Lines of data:
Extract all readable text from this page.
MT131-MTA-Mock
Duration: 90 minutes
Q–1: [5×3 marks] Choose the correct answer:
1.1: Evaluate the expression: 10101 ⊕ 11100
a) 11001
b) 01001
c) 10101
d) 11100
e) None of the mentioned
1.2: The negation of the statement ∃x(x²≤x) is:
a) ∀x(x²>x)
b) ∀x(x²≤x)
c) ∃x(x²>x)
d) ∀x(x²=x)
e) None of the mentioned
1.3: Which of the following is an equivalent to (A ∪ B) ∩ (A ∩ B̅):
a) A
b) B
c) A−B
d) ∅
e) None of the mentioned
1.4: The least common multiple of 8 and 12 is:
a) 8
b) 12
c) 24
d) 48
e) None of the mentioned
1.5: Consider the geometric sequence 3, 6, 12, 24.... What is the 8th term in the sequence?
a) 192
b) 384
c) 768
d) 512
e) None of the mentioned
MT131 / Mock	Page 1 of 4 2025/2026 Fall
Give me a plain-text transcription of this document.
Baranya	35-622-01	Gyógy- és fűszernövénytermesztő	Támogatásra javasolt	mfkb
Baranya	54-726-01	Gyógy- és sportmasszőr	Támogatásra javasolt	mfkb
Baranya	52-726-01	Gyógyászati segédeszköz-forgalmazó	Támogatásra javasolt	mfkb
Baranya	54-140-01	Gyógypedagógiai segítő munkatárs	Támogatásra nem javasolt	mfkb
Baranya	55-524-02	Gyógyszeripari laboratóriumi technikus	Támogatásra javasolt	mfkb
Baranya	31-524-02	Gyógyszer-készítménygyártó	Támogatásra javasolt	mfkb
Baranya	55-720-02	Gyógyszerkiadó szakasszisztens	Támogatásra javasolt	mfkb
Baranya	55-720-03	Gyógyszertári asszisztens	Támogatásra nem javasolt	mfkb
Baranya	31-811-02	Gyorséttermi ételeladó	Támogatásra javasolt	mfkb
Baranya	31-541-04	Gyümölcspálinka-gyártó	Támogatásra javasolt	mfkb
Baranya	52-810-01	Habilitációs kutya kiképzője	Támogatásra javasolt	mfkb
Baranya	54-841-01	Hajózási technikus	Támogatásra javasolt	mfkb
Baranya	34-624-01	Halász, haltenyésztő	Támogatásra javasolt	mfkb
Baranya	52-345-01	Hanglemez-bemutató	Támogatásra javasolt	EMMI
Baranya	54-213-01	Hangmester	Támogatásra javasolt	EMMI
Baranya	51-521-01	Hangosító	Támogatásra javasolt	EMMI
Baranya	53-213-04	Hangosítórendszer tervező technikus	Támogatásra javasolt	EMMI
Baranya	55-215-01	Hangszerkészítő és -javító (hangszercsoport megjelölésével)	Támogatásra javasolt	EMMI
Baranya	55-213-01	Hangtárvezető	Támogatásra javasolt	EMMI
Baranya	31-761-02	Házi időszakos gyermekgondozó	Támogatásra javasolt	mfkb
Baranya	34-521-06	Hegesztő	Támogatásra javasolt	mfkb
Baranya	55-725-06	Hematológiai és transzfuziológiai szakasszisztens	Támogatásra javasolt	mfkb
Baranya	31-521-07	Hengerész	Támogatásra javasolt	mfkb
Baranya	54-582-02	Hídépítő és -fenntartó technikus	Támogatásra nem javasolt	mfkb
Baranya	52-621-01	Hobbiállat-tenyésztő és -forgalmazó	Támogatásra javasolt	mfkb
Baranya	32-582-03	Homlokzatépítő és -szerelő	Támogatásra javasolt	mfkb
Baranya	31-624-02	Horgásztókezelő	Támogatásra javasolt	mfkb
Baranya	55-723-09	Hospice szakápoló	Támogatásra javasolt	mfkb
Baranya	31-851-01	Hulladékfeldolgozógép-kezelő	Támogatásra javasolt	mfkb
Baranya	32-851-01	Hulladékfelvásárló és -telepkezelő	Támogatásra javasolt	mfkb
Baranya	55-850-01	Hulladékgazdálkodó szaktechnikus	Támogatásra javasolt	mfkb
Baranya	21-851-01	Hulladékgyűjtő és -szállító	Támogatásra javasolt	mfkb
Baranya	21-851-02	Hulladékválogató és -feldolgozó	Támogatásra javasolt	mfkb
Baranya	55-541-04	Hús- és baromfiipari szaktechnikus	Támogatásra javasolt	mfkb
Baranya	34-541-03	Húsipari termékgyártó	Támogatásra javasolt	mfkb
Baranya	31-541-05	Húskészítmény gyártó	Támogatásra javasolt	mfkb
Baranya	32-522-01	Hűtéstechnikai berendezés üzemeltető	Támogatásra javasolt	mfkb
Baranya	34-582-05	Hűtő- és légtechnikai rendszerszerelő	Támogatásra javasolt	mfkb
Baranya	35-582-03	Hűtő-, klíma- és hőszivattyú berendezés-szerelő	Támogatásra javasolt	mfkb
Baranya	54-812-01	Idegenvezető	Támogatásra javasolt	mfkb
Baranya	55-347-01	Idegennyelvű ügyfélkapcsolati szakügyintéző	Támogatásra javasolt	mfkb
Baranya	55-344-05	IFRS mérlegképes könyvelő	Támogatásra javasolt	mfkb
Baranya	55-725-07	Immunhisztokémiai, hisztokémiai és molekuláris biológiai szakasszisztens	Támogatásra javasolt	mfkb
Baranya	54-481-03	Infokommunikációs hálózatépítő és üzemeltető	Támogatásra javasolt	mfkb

What this task involves:
From the records above, please extract every line and repeat it exactly.

Final result:
Extract all readable text from this page.
MT131-MTA-Mock
Duration: 90 minutes
Q–1: [5×3 marks] Choose the correct answer:
1.1: Evaluate the expression: 10101 ⊕ 11100
a) 11001
b) 01001
c) 10101
d) 11100
e) None of the mentioned
1.2: The negation of the statement ∃x(x²≤x) is:
a) ∀x(x²>x)
b) ∀x(x²≤x)
c) ∃x(x²>x)
d) ∀x(x²=x)
e) None of the mentioned
1.3: Which of the following is an equivalent to (A ∪ B) ∩ (A ∩ B̅):
a) A
b) B
c) A−B
d) ∅
e) None of the mentioned
1.4: The least common multiple of 8 and 12 is:
a) 8
b) 12
c) 24
d) 48
e) None of the mentioned
1.5: Consider the geometric sequence 3, 6, 12, 24.... What is the 8th term in the sequence?
a) 192
b) 384
c) 768
d) 512
e) None of the mentioned
MT131 / Mock	Page 1 of 4 2025/2026 Fall
Give me a plain-text transcription of this document.
Baranya	35-622-01	Gyógy- és fűszernövénytermesztő	Támogatásra javasolt	mfkb
Baranya	54-726-01	Gyógy- és sportmasszőr	Támogatásra javasolt	mfkb
Baranya	52-726-01	Gyógyászati segédeszköz-forgalmazó	Támogatásra javasolt	mfkb
Baranya	54-140-01	Gyógypedagógiai segítő munkatárs	Támogatásra nem javasolt	mfkb
Baranya	55-524-02	Gyógyszeripari laboratóriumi technikus	Támogatásra javasolt	mfkb
Baranya	31-524-02	Gyógyszer-készítménygyártó	Támogatásra javasolt	mfkb
Baranya	55-720-02	Gyógyszerkiadó szakasszisztens	Támogatásra javasolt	mfkb
Baranya	55-720-03	Gyógyszertári asszisztens	Támogatásra nem javasolt	mfkb
Baranya	31-811-02	Gyorséttermi ételeladó	Támogatásra javasolt	mfkb
Baranya	31-541-04	Gyümölcspálinka-gyártó	Támogatásra javasolt	mfkb
Baranya	52-810-01	Habilitációs kutya kiképzője	Támogatásra javasolt	mfkb
Baranya	54-841-01	Hajózási technikus	Támogatásra javasolt	mfkb
Baranya	34-624-01	Halász, haltenyésztő	Támogatásra javasolt	mfkb
Baranya	52-345-01	Hanglemez-bemutató	Támogatásra javasolt	EMMI
Baranya	54-213-01	Hangmester	Támogatásra javasolt	EMMI
Baranya	51-521-01	Hangosító	Támogatásra javasolt	EMMI
Baranya	53-213-04	Hangosítórendszer tervező technikus	Támogatásra javasolt	EMMI
Baranya	55-215-01	Hangszerkészítő és -javító (hangszercsoport megjelölésével)	Támogatásra javasolt	EMMI
Baranya	55-213-01	Hangtárvezető	Támogatásra javasolt	EMMI
Baranya	31-761-02	Házi időszakos gyermekgondozó	Támogatásra javasolt	mfkb
Baranya	34-521-06	Hegesztő	Támogatásra javasolt	mfkb
Baranya	55-725-06	Hematológiai és transzfuziológiai szakasszisztens	Támogatásra javasolt	mfkb
Baranya	31-521-07	Hengerész	Támogatásra javasolt	mfkb
Baranya	54-582-02	Hídépítő és -fenntartó technikus	Támogatásra nem javasolt	mfkb
Baranya	52-621-01	Hobbiállat-tenyésztő és -forgalmazó	Támogatásra javasolt	mfkb
Baranya	32-582-03	Homlokzatépítő és -szerelő	Támogatásra javasolt	mfkb
Baranya	31-624-02	Horgásztókezelő	Támogatásra javasolt	mfkb
Baranya	55-723-09	Hospice szakápoló	Támogatásra javasolt	mfkb
Baranya	31-851-01	Hulladékfeldolgozógép-kezelő	Támogatásra javasolt	mfkb
Baranya	32-851-01	Hulladékfelvásárló és -telepkezelő	Támogatásra javasolt	mfkb
Baranya	55-850-01	Hulladékgazdálkodó szaktechnikus	Támogatásra javasolt	mfkb
Baranya	21-851-01	Hulladékgyűjtő és -szállító	Támogatásra javasolt	mfkb
Baranya	21-851-02	Hulladékválogató és -feldolgozó	Támogatásra javasolt	mfkb
Baranya	55-541-04	Hús- és baromfiipari szaktechnikus	Támogatásra javasolt	mfkb
Baranya	34-541-03	Húsipari termékgyártó	Támogatásra javasolt	mfkb
Baranya	31-541-05	Húskészítmény gyártó	Támogatásra javasolt	mfkb
Baranya	32-522-01	Hűtéstechnikai berendezés üzemeltető	Támogatásra javasolt	mfkb
Baranya	34-582-05	Hűtő- és légtechnikai rendszerszerelő	Támogatásra javasolt	mfkb
Baranya	35-582-03	Hűtő-, klíma- és hőszivattyú berendezés-szerelő	Támogatásra javasolt	mfkb
Baranya	54-812-01	Idegenvezető	Támogatásra javasolt	mfkb
Baranya	55-347-01	Idegennyelvű ügyfélkapcsolati szakügyintéző	Támogatásra javasolt	mfkb
Baranya	55-344-05	IFRS mérlegképes könyvelő	Támogatásra javasolt	mfkb
Baranya	55-725-07	Immunhisztokémiai, hisztokémiai és molekuláris biológiai szakasszisztens	Támogatásra javasolt	mfkb
Baranya	54-481-03	Infokommunikációs hálózatépítő és üzemeltető	Támogatásra javasolt	mfkb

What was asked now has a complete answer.